## What is being asked
Copy every line of the records below where the word "marker" occurs.

## Listed records
* start *
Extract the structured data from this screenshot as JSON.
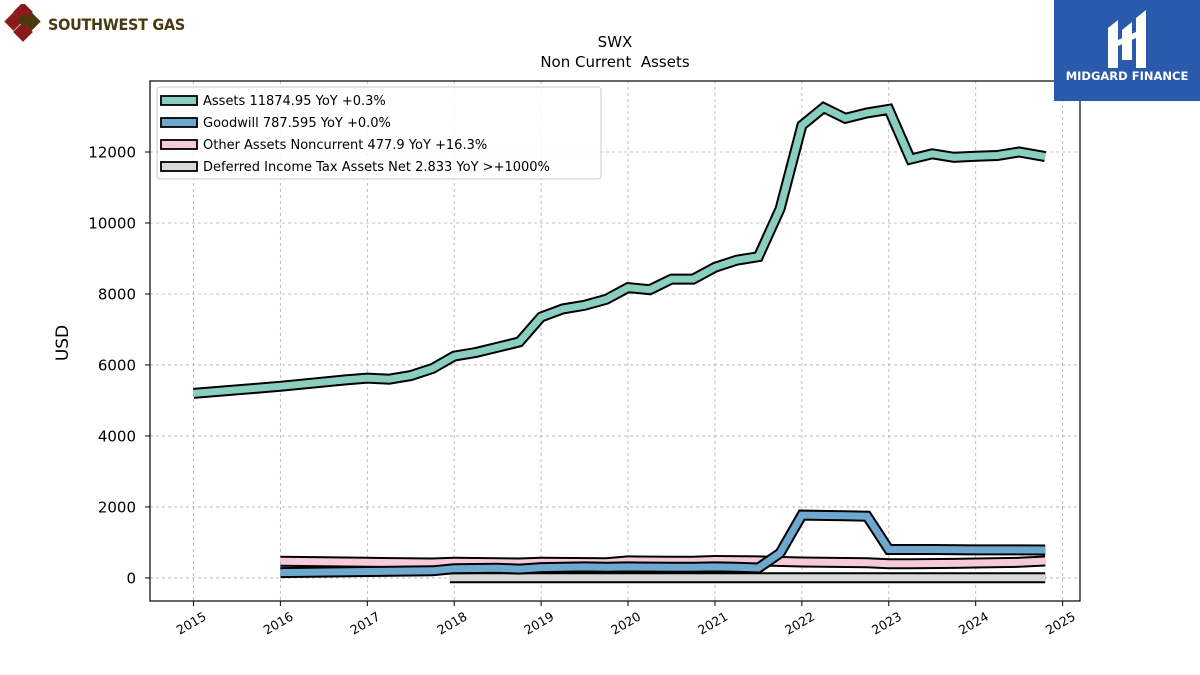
{
  "company_logo": {
    "text": "SOUTHWEST GAS"
  },
  "publisher_logo": {
    "text": "MIDGARD FINANCE",
    "bg_color": "#2a5aac"
  },
  "chart_data": {
    "type": "area",
    "title": "SWX",
    "subtitle": "Non Current  Assets",
    "ylabel": "USD",
    "xlabel": "",
    "xlim": [
      2014.5,
      2025.2
    ],
    "ylim": [
      -650,
      14000
    ],
    "xticks": [
      "2015",
      "2016",
      "2017",
      "2018",
      "2019",
      "2020",
      "2021",
      "2022",
      "2023",
      "2024",
      "2025"
    ],
    "yticks": [
      "0",
      "2000",
      "4000",
      "6000",
      "8000",
      "10000",
      "12000"
    ],
    "grid": true,
    "legend_position": "top-left",
    "series": [
      {
        "name": "Assets",
        "legend_label": "Assets  11874.95 YoY +0.3%",
        "color": "#88cfbf",
        "x": [
          2015.0,
          2016.0,
          2016.75,
          2017.0,
          2017.25,
          2017.5,
          2017.75,
          2018.0,
          2018.25,
          2018.5,
          2018.75,
          2019.0,
          2019.25,
          2019.5,
          2019.75,
          2020.0,
          2020.25,
          2020.5,
          2020.75,
          2021.0,
          2021.25,
          2021.5,
          2021.75,
          2022.0,
          2022.25,
          2022.5,
          2022.75,
          2023.0,
          2023.25,
          2023.5,
          2023.75,
          2024.0,
          2024.25,
          2024.5,
          2024.8
        ],
        "values": [
          5200,
          5400,
          5580,
          5630,
          5600,
          5700,
          5900,
          6250,
          6350,
          6500,
          6650,
          7350,
          7580,
          7680,
          7850,
          8180,
          8120,
          8420,
          8420,
          8750,
          8950,
          9050,
          10400,
          12750,
          13250,
          12950,
          13100,
          13200,
          11800,
          11950,
          11850,
          11880,
          11900,
          12000,
          11870
        ]
      },
      {
        "name": "Goodwill",
        "legend_label": "Goodwill  787.595 YoY +0.0%",
        "color": "#6fa8cf",
        "x": [
          2016.0,
          2017.0,
          2017.75,
          2018.0,
          2018.5,
          2018.75,
          2019.0,
          2019.5,
          2019.75,
          2020.0,
          2020.5,
          2020.75,
          2021.0,
          2021.25,
          2021.5,
          2021.75,
          2022.0,
          2022.5,
          2022.75,
          2023.0,
          2023.5,
          2024.0,
          2024.5,
          2024.8
        ],
        "values": [
          150,
          180,
          200,
          260,
          270,
          250,
          290,
          310,
          300,
          310,
          300,
          300,
          310,
          300,
          280,
          700,
          1770,
          1750,
          1740,
          800,
          800,
          790,
          790,
          788
        ]
      },
      {
        "name": "Other Assets Noncurrent",
        "legend_label": "Other Assets Noncurrent  477.9 YoY +16.3%",
        "color": "#f7c9dd",
        "x": [
          2016.0,
          2017.0,
          2017.75,
          2018.0,
          2018.75,
          2019.0,
          2019.75,
          2020.0,
          2020.5,
          2020.75,
          2021.0,
          2021.5,
          2022.0,
          2022.75,
          2023.0,
          2023.25,
          2023.75,
          2024.0,
          2024.5,
          2024.8
        ],
        "values": [
          470,
          440,
          420,
          440,
          420,
          440,
          430,
          480,
          470,
          470,
          490,
          480,
          450,
          430,
          400,
          400,
          410,
          420,
          440,
          478
        ]
      },
      {
        "name": "Deferred Income Tax Assets Net",
        "legend_label": "Deferred Income Tax Assets Net  2.833 YoY >+1000%",
        "color": "#d9d9d9",
        "x": [
          2017.95,
          2024.8
        ],
        "values": [
          3,
          3
        ]
      }
    ]
  }
}
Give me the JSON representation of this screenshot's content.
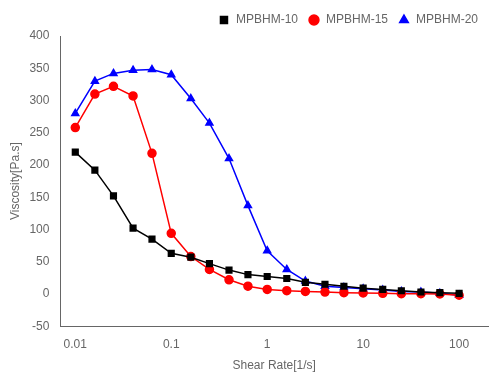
{
  "chart_data": {
    "type": "line",
    "xlabel": "Shear Rate[1/s]",
    "ylabel": "Viscosity[Pa.s]",
    "log": "x",
    "xlim": [
      0.007,
      200
    ],
    "ylim": [
      -50,
      400
    ],
    "xticks": [
      0.01,
      0.1,
      1,
      10,
      100
    ],
    "yticks": [
      -50,
      0,
      50,
      100,
      150,
      200,
      250,
      300,
      350,
      400
    ],
    "grid": false,
    "legend": "upper right",
    "x": [
      0.01,
      0.016,
      0.025,
      0.04,
      0.063,
      0.1,
      0.16,
      0.25,
      0.4,
      0.63,
      1.0,
      1.6,
      2.5,
      4.0,
      6.3,
      10.0,
      16.0,
      25.0,
      40.0,
      63.0,
      100.0
    ],
    "series": [
      {
        "name": "MPBHM-10",
        "color": "black",
        "marker": "square",
        "values": [
          220,
          192,
          152,
          102,
          85,
          63,
          57,
          47,
          37,
          30,
          27,
          24,
          18,
          15,
          12,
          9,
          7,
          5,
          3,
          2,
          1
        ]
      },
      {
        "name": "MPBHM-15",
        "color": "red",
        "marker": "circle",
        "values": [
          258,
          310,
          322,
          307,
          218,
          94,
          58,
          38,
          22,
          12,
          7,
          5,
          4,
          3,
          2,
          1.5,
          1,
          0.5,
          0.5,
          0,
          -2
        ]
      },
      {
        "name": "MPBHM-20",
        "color": "blue",
        "marker": "triangle",
        "values": [
          280,
          330,
          342,
          347,
          348,
          340,
          303,
          265,
          210,
          137,
          67,
          38,
          20,
          12,
          10,
          8,
          6,
          4,
          3,
          1,
          -2
        ]
      }
    ]
  }
}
* end *
## Solution for this problem
        "marker": "square",
        "marker": "circle",
        "marker": "triangle",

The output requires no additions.